PROMPT: Will you extract the entries word for word? Images should not appear in the copy.

— Start DATA LINES —

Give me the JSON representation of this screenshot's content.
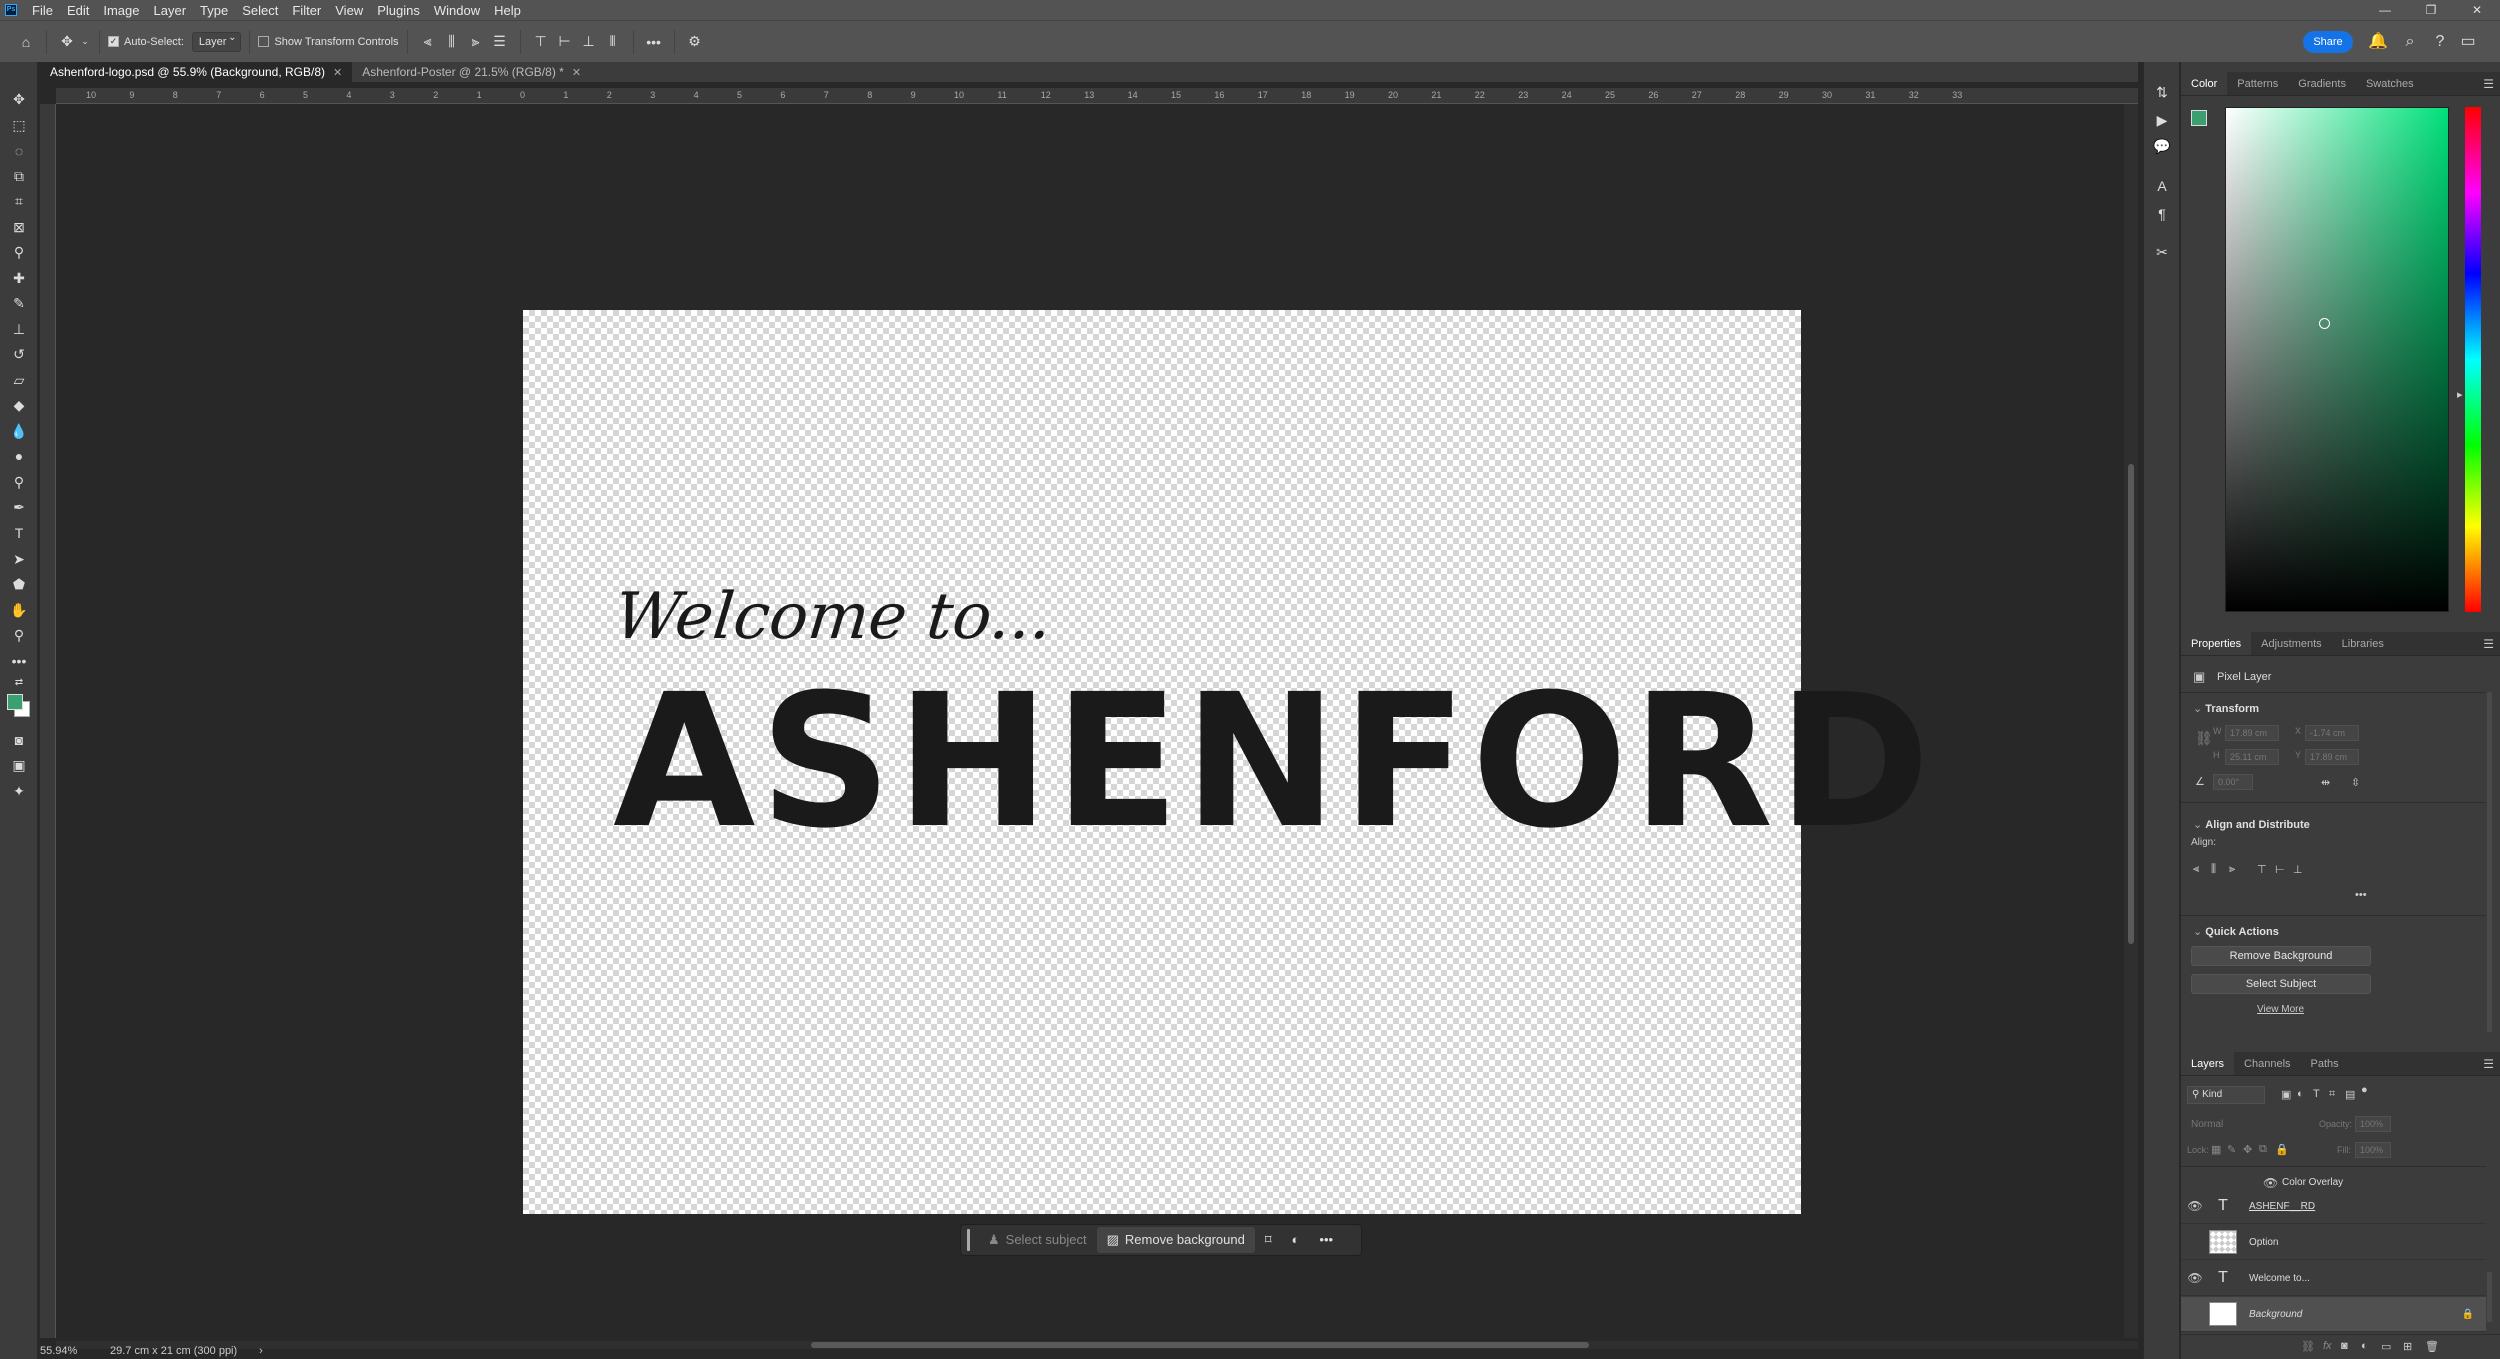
{
  "menu": {
    "logo": "Ps",
    "items": [
      "File",
      "Edit",
      "Image",
      "Layer",
      "Type",
      "Select",
      "Filter",
      "View",
      "Plugins",
      "Window",
      "Help"
    ],
    "window_controls": [
      "—",
      "❐",
      "✕"
    ]
  },
  "options_bar": {
    "auto_select_label": "Auto-Select:",
    "auto_select_target": "Layer",
    "show_transform_label": "Show Transform Controls",
    "share_label": "Share"
  },
  "tabs": [
    {
      "label": "Ashenford-logo.psd @ 55.9% (Background, RGB/8)",
      "active": true
    },
    {
      "label": "Ashenford-Poster @ 21.5% (RGB/8) *",
      "active": false
    }
  ],
  "ruler_top_labels": [
    "10",
    "9",
    "8",
    "7",
    "6",
    "5",
    "4",
    "3",
    "2",
    "1",
    "0",
    "1",
    "2",
    "3",
    "4",
    "5",
    "6",
    "7",
    "8",
    "9",
    "10",
    "11",
    "12",
    "13",
    "14",
    "15",
    "16",
    "17",
    "18",
    "19",
    "20",
    "21",
    "22",
    "23",
    "24",
    "25",
    "26",
    "27",
    "28",
    "29",
    "30",
    "31",
    "32",
    "33"
  ],
  "canvas": {
    "welcome_text": "Welcome to...",
    "brand_text": "ASHENFORD"
  },
  "task_bar": {
    "select_subject": "Select subject",
    "remove_background": "Remove background"
  },
  "status": {
    "zoom": "55.94%",
    "doc_size": "29.7 cm x 21 cm (300 ppi)"
  },
  "color_panel": {
    "tabs": [
      "Color",
      "Patterns",
      "Gradients",
      "Swatches"
    ],
    "foreground": "#3aa070",
    "background": "#ffffff"
  },
  "properties_panel": {
    "tabs": [
      "Properties",
      "Adjustments",
      "Libraries"
    ],
    "layer_type": "Pixel Layer",
    "transform_heading": "Transform",
    "fields": {
      "w": "W",
      "h": "H",
      "x": "X",
      "y": "Y",
      "w_val": "17.89 cm",
      "h_val": "25.11 cm",
      "x_val": "-1.74 cm",
      "y_val": "17.89 cm",
      "angle_val": "0.00°"
    },
    "align_heading": "Align and Distribute",
    "align_label": "Align:",
    "quick_actions_heading": "Quick Actions",
    "remove_bg_button": "Remove Background",
    "select_subject_button": "Select Subject",
    "view_more": "View More"
  },
  "layers_panel": {
    "tabs": [
      "Layers",
      "Channels",
      "Paths"
    ],
    "filter_kind": "Kind",
    "blend_mode": "Normal",
    "opacity_label": "Opacity:",
    "opacity_value": "100%",
    "lock_label": "Lock:",
    "fill_label": "Fill:",
    "fill_value": "100%",
    "effect_label": "Color Overlay",
    "layers": [
      {
        "name": "ASHENF__RD",
        "type": "text",
        "visible": true
      },
      {
        "name": "Option",
        "type": "pixel",
        "visible": false
      },
      {
        "name": "Welcome to...",
        "type": "text",
        "visible": true
      },
      {
        "name": "Background",
        "type": "background",
        "visible": false,
        "selected": true
      }
    ]
  }
}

— End DATA LINES —

CORRECT RESPONSE:
Give me the JSON representation of this screenshot's content.
{
  "menu": {
    "logo": "Ps",
    "items": [
      "File",
      "Edit",
      "Image",
      "Layer",
      "Type",
      "Select",
      "Filter",
      "View",
      "Plugins",
      "Window",
      "Help"
    ],
    "window_controls": [
      "—",
      "❐",
      "✕"
    ]
  },
  "options_bar": {
    "auto_select_label": "Auto-Select:",
    "auto_select_target": "Layer",
    "show_transform_label": "Show Transform Controls",
    "share_label": "Share"
  },
  "tabs": [
    {
      "label": "Ashenford-logo.psd @ 55.9% (Background, RGB/8)",
      "active": true
    },
    {
      "label": "Ashenford-Poster @ 21.5% (RGB/8) *",
      "active": false
    }
  ],
  "ruler_top_labels": [
    "10",
    "9",
    "8",
    "7",
    "6",
    "5",
    "4",
    "3",
    "2",
    "1",
    "0",
    "1",
    "2",
    "3",
    "4",
    "5",
    "6",
    "7",
    "8",
    "9",
    "10",
    "11",
    "12",
    "13",
    "14",
    "15",
    "16",
    "17",
    "18",
    "19",
    "20",
    "21",
    "22",
    "23",
    "24",
    "25",
    "26",
    "27",
    "28",
    "29",
    "30",
    "31",
    "32",
    "33"
  ],
  "canvas": {
    "welcome_text": "Welcome to...",
    "brand_text": "ASHENFORD"
  },
  "task_bar": {
    "select_subject": "Select subject",
    "remove_background": "Remove background"
  },
  "status": {
    "zoom": "55.94%",
    "doc_size": "29.7 cm x 21 cm (300 ppi)"
  },
  "color_panel": {
    "tabs": [
      "Color",
      "Patterns",
      "Gradients",
      "Swatches"
    ],
    "foreground": "#3aa070",
    "background": "#ffffff"
  },
  "properties_panel": {
    "tabs": [
      "Properties",
      "Adjustments",
      "Libraries"
    ],
    "layer_type": "Pixel Layer",
    "transform_heading": "Transform",
    "fields": {
      "w": "W",
      "h": "H",
      "x": "X",
      "y": "Y",
      "w_val": "17.89 cm",
      "h_val": "25.11 cm",
      "x_val": "-1.74 cm",
      "y_val": "17.89 cm",
      "angle_val": "0.00°"
    },
    "align_heading": "Align and Distribute",
    "align_label": "Align:",
    "quick_actions_heading": "Quick Actions",
    "remove_bg_button": "Remove Background",
    "select_subject_button": "Select Subject",
    "view_more": "View More"
  },
  "layers_panel": {
    "tabs": [
      "Layers",
      "Channels",
      "Paths"
    ],
    "filter_kind": "Kind",
    "blend_mode": "Normal",
    "opacity_label": "Opacity:",
    "opacity_value": "100%",
    "lock_label": "Lock:",
    "fill_label": "Fill:",
    "fill_value": "100%",
    "effect_label": "Color Overlay",
    "layers": [
      {
        "name": "ASHENF__RD",
        "type": "text",
        "visible": true
      },
      {
        "name": "Option",
        "type": "pixel",
        "visible": false
      },
      {
        "name": "Welcome to...",
        "type": "text",
        "visible": true
      },
      {
        "name": "Background",
        "type": "background",
        "visible": false,
        "selected": true
      }
    ]
  }
}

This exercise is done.